== Description of the task ==
Extract each line of the data and write it out again exactly.

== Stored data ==
· · ·
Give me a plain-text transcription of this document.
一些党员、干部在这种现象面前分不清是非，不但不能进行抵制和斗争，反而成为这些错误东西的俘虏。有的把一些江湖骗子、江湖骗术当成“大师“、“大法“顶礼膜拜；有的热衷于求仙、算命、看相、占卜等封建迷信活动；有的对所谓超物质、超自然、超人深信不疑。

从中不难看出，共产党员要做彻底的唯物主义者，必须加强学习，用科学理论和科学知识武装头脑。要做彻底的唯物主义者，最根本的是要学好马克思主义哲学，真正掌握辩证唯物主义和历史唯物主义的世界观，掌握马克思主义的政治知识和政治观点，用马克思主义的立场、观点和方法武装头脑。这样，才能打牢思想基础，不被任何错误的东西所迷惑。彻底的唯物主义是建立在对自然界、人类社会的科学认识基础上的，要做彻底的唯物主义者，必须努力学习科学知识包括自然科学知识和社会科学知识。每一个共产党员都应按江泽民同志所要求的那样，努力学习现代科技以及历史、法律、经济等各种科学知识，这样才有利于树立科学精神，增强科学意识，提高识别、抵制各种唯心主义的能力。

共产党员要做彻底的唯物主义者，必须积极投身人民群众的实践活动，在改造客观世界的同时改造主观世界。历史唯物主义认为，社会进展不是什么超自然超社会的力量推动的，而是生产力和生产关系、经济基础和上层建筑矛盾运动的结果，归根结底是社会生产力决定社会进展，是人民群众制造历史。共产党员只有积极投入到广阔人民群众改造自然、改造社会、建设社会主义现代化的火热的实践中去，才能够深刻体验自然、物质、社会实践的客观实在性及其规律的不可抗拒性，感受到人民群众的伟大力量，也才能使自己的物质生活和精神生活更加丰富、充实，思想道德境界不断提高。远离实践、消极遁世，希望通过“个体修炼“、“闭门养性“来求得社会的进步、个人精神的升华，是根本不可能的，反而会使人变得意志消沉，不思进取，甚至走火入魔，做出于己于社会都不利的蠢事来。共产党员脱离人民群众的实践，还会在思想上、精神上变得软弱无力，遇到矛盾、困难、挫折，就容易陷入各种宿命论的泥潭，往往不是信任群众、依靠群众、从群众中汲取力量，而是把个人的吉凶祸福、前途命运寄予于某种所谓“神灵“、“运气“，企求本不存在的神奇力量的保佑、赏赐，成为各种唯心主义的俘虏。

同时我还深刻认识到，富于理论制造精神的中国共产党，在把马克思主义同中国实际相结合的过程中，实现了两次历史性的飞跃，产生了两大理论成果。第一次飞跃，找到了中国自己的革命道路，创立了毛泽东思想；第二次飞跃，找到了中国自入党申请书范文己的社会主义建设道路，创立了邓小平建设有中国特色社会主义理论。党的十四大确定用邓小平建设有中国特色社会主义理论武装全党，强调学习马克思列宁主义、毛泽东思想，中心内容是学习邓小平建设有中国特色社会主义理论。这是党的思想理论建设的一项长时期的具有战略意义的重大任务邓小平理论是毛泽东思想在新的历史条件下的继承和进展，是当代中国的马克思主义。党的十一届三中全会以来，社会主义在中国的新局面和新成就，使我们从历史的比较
· · ·
== The result ==
Give me a plain-text transcription of this document.
一些党员、干部在这种现象面前分不清是非，不但不能进行抵制和斗争，反而成为这些错误东西的俘虏。有的把一些江湖骗子、江湖骗术当成“大师“、“大法“顶礼膜拜；有的热衷于求仙、算命、看相、占卜等封建迷信活动；有的对所谓超物质、超自然、超人深信不疑。

从中不难看出，共产党员要做彻底的唯物主义者，必须加强学习，用科学理论和科学知识武装头脑。要做彻底的唯物主义者，最根本的是要学好马克思主义哲学，真正掌握辩证唯物主义和历史唯物主义的世界观，掌握马克思主义的政治知识和政治观点，用马克思主义的立场、观点和方法武装头脑。这样，才能打牢思想基础，不被任何错误的东西所迷惑。彻底的唯物主义是建立在对自然界、人类社会的科学认识基础上的，要做彻底的唯物主义者，必须努力学习科学知识包括自然科学知识和社会科学知识。每一个共产党员都应按江泽民同志所要求的那样，努力学习现代科技以及历史、法律、经济等各种科学知识，这样才有利于树立科学精神，增强科学意识，提高识别、抵制各种唯心主义的能力。

共产党员要做彻底的唯物主义者，必须积极投身人民群众的实践活动，在改造客观世界的同时改造主观世界。历史唯物主义认为，社会进展不是什么超自然超社会的力量推动的，而是生产力和生产关系、经济基础和上层建筑矛盾运动的结果，归根结底是社会生产力决定社会进展，是人民群众制造历史。共产党员只有积极投入到广阔人民群众改造自然、改造社会、建设社会主义现代化的火热的实践中去，才能够深刻体验自然、物质、社会实践的客观实在性及其规律的不可抗拒性，感受到人民群众的伟大力量，也才能使自己的物质生活和精神生活更加丰富、充实，思想道德境界不断提高。远离实践、消极遁世，希望通过“个体修炼“、“闭门养性“来求得社会的进步、个人精神的升华，是根本不可能的，反而会使人变得意志消沉，不思进取，甚至走火入魔，做出于己于社会都不利的蠢事来。共产党员脱离人民群众的实践，还会在思想上、精神上变得软弱无力，遇到矛盾、困难、挫折，就容易陷入各种宿命论的泥潭，往往不是信任群众、依靠群众、从群众中汲取力量，而是把个人的吉凶祸福、前途命运寄予于某种所谓“神灵“、“运气“，企求本不存在的神奇力量的保佑、赏赐，成为各种唯心主义的俘虏。

同时我还深刻认识到，富于理论制造精神的中国共产党，在把马克思主义同中国实际相结合的过程中，实现了两次历史性的飞跃，产生了两大理论成果。第一次飞跃，找到了中国自己的革命道路，创立了毛泽东思想；第二次飞跃，找到了中国自入党申请书范文己的社会主义建设道路，创立了邓小平建设有中国特色社会主义理论。党的十四大确定用邓小平建设有中国特色社会主义理论武装全党，强调学习马克思列宁主义、毛泽东思想，中心内容是学习邓小平建设有中国特色社会主义理论。这是党的思想理论建设的一项长时期的具有战略意义的重大任务邓小平理论是毛泽东思想在新的历史条件下的继承和进展，是当代中国的马克思主义。党的十一届三中全会以来，社会主义在中国的新局面和新成就，使我们从历史的比较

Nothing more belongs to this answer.